### [Problem]
Please rewrite the material from its first line through the line containing "x-tick-label: 2 — [227, 644, 236, 660]", both included, as a JSON list of strings with one string per line and no blank lines.

### [Entries provided]
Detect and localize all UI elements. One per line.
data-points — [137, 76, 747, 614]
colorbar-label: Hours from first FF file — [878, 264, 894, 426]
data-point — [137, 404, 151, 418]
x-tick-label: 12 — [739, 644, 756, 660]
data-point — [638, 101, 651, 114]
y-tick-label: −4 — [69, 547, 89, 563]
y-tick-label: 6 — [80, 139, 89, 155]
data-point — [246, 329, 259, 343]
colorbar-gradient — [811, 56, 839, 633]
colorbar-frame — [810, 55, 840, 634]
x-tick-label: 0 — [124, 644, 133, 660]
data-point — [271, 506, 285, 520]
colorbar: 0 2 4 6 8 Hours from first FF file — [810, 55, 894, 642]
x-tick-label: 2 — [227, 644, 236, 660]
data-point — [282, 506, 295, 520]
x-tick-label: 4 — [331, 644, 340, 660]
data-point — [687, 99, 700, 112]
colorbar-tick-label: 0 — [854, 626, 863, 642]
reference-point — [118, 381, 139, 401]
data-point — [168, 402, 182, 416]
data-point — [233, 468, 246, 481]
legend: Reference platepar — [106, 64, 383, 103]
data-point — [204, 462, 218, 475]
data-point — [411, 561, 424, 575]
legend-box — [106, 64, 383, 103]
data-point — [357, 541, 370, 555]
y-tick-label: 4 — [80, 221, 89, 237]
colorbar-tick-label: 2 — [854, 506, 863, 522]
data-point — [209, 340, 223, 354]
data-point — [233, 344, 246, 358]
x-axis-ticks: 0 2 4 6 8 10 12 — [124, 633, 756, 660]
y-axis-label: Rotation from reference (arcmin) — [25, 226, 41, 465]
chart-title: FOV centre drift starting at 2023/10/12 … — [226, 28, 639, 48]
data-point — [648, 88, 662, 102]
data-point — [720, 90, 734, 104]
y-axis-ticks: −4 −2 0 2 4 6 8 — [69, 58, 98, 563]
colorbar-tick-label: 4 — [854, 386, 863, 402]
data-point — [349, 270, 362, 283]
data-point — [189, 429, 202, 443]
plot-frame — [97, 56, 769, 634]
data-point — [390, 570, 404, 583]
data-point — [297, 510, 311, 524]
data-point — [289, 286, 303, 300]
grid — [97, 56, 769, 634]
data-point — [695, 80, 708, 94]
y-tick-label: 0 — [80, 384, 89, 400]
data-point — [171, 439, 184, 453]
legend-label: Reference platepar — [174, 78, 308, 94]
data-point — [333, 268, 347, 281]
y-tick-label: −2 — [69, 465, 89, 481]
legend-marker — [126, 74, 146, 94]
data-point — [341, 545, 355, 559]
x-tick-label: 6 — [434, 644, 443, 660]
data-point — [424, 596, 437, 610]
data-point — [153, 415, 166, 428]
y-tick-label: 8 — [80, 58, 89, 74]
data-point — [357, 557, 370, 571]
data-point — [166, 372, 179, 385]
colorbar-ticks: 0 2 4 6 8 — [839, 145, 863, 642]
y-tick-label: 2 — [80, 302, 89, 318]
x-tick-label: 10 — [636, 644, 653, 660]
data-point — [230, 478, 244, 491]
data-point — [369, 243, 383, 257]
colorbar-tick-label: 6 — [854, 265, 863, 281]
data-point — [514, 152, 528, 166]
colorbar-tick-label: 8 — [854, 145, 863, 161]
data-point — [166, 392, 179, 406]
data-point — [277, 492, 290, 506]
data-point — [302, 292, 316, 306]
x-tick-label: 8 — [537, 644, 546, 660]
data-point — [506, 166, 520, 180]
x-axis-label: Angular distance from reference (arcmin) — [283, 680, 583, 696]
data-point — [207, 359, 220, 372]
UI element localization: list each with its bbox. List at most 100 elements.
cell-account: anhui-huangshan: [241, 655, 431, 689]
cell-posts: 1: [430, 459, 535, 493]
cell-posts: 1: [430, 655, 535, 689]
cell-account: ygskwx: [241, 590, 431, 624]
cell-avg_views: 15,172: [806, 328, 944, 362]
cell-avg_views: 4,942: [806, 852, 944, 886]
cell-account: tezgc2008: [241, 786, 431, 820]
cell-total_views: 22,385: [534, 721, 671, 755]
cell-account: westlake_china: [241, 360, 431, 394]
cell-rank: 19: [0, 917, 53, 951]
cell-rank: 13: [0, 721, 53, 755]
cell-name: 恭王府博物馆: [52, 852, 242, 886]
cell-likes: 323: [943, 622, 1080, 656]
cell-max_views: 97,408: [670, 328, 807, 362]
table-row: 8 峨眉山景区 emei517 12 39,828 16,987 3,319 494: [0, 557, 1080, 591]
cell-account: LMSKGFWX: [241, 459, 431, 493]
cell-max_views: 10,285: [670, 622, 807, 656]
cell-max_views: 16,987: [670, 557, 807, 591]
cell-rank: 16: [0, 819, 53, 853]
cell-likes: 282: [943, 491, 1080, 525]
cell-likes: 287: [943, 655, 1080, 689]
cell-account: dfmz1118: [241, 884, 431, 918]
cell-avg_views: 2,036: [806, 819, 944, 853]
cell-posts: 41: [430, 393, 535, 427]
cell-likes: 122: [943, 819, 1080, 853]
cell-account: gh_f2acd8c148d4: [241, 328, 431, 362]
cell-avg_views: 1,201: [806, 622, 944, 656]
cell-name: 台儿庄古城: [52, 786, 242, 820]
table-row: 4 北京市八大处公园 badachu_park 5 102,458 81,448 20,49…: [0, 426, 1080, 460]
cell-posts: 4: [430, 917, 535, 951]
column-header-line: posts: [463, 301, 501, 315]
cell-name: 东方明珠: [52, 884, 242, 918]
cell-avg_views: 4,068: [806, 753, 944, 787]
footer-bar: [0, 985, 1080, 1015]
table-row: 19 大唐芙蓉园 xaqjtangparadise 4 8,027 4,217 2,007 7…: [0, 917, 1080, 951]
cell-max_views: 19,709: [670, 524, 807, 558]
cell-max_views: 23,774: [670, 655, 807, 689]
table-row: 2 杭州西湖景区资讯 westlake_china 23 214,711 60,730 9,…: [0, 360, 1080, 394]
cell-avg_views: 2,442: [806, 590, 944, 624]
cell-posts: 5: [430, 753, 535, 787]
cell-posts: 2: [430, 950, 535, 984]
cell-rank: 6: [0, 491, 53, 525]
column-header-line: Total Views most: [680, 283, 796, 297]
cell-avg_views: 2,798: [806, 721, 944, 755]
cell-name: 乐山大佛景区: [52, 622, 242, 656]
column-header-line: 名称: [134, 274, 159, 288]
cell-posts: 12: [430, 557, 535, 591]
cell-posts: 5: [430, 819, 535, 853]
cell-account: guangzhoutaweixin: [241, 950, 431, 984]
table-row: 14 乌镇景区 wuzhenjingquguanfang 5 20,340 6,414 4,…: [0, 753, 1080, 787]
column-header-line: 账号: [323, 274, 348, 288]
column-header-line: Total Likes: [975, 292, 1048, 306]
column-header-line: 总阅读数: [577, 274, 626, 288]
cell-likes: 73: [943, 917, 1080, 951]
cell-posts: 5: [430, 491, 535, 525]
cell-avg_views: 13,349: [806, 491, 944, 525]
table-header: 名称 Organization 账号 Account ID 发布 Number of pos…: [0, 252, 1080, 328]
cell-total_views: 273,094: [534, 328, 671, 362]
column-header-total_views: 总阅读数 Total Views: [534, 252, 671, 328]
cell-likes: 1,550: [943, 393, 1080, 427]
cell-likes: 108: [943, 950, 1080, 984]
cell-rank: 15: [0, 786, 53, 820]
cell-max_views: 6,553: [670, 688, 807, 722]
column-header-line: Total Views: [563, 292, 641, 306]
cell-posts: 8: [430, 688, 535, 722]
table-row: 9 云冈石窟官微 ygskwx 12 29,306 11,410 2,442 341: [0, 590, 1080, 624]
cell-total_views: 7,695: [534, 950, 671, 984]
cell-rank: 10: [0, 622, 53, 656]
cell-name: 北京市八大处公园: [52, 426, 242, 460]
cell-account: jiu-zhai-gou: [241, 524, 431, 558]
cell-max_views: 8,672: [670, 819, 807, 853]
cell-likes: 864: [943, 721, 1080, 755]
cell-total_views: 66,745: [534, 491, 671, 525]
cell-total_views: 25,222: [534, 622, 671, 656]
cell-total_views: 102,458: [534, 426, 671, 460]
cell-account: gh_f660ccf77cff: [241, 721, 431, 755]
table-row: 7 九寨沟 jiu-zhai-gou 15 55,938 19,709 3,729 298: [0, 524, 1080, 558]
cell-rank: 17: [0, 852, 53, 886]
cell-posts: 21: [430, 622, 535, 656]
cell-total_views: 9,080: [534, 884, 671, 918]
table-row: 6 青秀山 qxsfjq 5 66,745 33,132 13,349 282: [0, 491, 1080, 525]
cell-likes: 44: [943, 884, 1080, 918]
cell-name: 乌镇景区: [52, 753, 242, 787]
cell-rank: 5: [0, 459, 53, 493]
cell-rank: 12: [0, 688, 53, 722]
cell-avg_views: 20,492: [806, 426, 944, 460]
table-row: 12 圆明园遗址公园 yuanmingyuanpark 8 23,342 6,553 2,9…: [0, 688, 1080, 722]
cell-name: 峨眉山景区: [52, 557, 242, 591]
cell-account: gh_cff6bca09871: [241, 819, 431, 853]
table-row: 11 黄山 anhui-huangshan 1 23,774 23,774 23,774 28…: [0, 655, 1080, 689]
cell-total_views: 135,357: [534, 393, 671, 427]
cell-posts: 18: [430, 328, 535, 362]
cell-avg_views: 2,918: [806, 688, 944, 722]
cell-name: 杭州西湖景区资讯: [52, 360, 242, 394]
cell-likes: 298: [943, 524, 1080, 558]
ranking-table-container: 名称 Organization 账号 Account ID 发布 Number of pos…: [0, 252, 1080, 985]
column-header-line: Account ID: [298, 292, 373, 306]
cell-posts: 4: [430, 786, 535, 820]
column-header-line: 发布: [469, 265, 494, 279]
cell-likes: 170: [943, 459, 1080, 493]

### [Solved problem]
[
  "Detect and localize all UI elements. One per line.",
  "data-points — [137, 76, 747, 614]",
  "colorbar-label: Hours from first FF file — [878, 264, 894, 426]",
  "data-point — [137, 404, 151, 418]",
  "x-tick-label: 12 — [739, 644, 756, 660]",
  "data-point — [638, 101, 651, 114]",
  "y-tick-label: −4 — [69, 547, 89, 563]",
  "y-tick-label: 6 — [80, 139, 89, 155]",
  "data-point — [246, 329, 259, 343]",
  "colorbar-gradient — [811, 56, 839, 633]",
  "colorbar-frame — [810, 55, 840, 634]",
  "x-tick-label: 0 — [124, 644, 133, 660]",
  "data-point — [271, 506, 285, 520]",
  "colorbar: 0 2 4 6 8 Hours from first FF file — [810, 55, 894, 642]",
  "x-tick-label: 2 — [227, 644, 236, 660]"
]